## STATED EXERCISE
All of the records listed below should be retyped exactly.

**** ROWS ****

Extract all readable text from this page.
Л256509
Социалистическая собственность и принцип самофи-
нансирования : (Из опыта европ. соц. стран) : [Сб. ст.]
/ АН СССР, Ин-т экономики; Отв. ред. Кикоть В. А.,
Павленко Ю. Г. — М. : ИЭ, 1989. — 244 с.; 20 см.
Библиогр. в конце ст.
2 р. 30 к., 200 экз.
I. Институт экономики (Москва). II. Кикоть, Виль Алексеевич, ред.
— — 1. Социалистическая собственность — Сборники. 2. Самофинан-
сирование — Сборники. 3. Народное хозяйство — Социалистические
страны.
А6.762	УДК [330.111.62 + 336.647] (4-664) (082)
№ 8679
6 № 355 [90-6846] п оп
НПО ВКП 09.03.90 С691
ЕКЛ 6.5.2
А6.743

****

## WRITTEN SOLUTION
Extract all readable text from this page.
Л256509
Социалистическая собственность и принцип самофи-
нансирования : (Из опыта европ. соц. стран) : [Сб. ст.]
/ АН СССР, Ин-т экономики; Отв. ред. Кикоть В. А.,
Павленко Ю. Г. — М. : ИЭ, 1989. — 244 с.; 20 см.
Библиогр. в конце ст.
2 р. 30 к., 200 экз.
I. Институт экономики (Москва). II. Кикоть, Виль Алексеевич, ред.
— — 1. Социалистическая собственность — Сборники. 2. Самофинан-
сирование — Сборники. 3. Народное хозяйство — Социалистические
страны.
А6.762	УДК [330.111.62 + 336.647] (4-664) (082)
№ 8679
6 № 355 [90-6846] п оп
НПО ВКП 09.03.90 С691
ЕКЛ 6.5.2
А6.743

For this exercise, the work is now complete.